EXERCISE OBJECTIVE.
Could you write out every record below exactly, leaving out any pictures?

Data entries.
— START —
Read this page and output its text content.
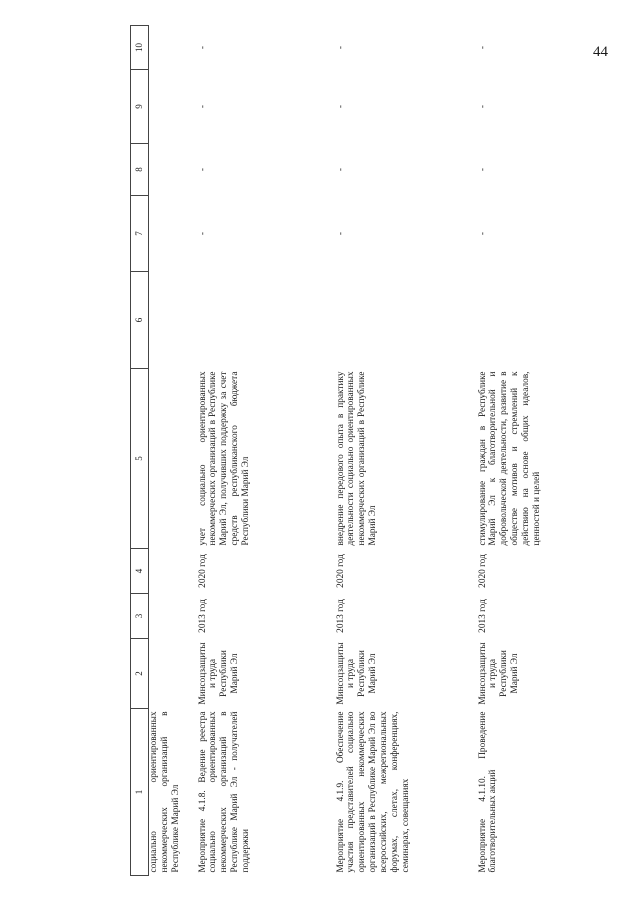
44
1	2	3	4	5	6	7	8	9	10
социально ориентированных некоммерческих организаций в Республике Марий Эл									
Мероприятие 4.1.8. Ведение реестра социально ориентированных некоммерческих организаций в Республике Марий Эл - получателей поддержки	Минсоцзащиты и труда Республики Марий Эл	2013 год	2020 год	учет социально ориентированных некоммерческих организаций в Республике Марий Эл, получивших поддержку за счет средств республиканского бюджета Республики Марий Эл		-	-	-	-
Мероприятие 4.1.9. Обеспечение участия представителей социально ориентированных некоммерческих организаций в Республике Марий Эл во всероссийских, межрегиональных форумах, слетах, конференциях, семинарах, совещаниях	Минсоцзащиты и труда Республики Марий Эл	2013 год	2020 год	внедрение передового опыта в практику деятельности социально ориентированных некоммерческих организаций в Республике Марий Эл		-	-	-	-
Мероприятие 4.1.10. Проведение благотворительных акций	Минсоцзащиты и труда Республики Марий Эл	2013 год	2020 год	стимулирование граждан в Республике Марий Эл к благотворительной и добровольческой деятельности, развитие в обществе мотивов и стремлений к действию на основе общих идеалов, ценностей и целей		-	-	-	-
— END —
COMPLETED EXERCISE.
Read this page and output its text content.
44
1	2	3	4	5	6	7	8	9	10
социально ориентированных некоммерческих организаций в Республике Марий Эл									
Мероприятие 4.1.8. Ведение реестра социально ориентированных некоммерческих организаций в Республике Марий Эл - получателей поддержки	Минсоцзащиты и труда Республики Марий Эл	2013 год	2020 год	учет социально ориентированных некоммерческих организаций в Республике Марий Эл, получивших поддержку за счет средств республиканского бюджета Республики Марий Эл		-	-	-	-
Мероприятие 4.1.9. Обеспечение участия представителей социально ориентированных некоммерческих организаций в Республике Марий Эл во всероссийских, межрегиональных форумах, слетах, конференциях, семинарах, совещаниях	Минсоцзащиты и труда Республики Марий Эл	2013 год	2020 год	внедрение передового опыта в практику деятельности социально ориентированных некоммерческих организаций в Республике Марий Эл		-	-	-	-
Мероприятие 4.1.10. Проведение благотворительных акций	Минсоцзащиты и труда Республики Марий Эл	2013 год	2020 год	стимулирование граждан в Республике Марий Эл к благотворительной и добровольческой деятельности, развитие в обществе мотивов и стремлений к действию на основе общих идеалов, ценностей и целей		-	-	-	-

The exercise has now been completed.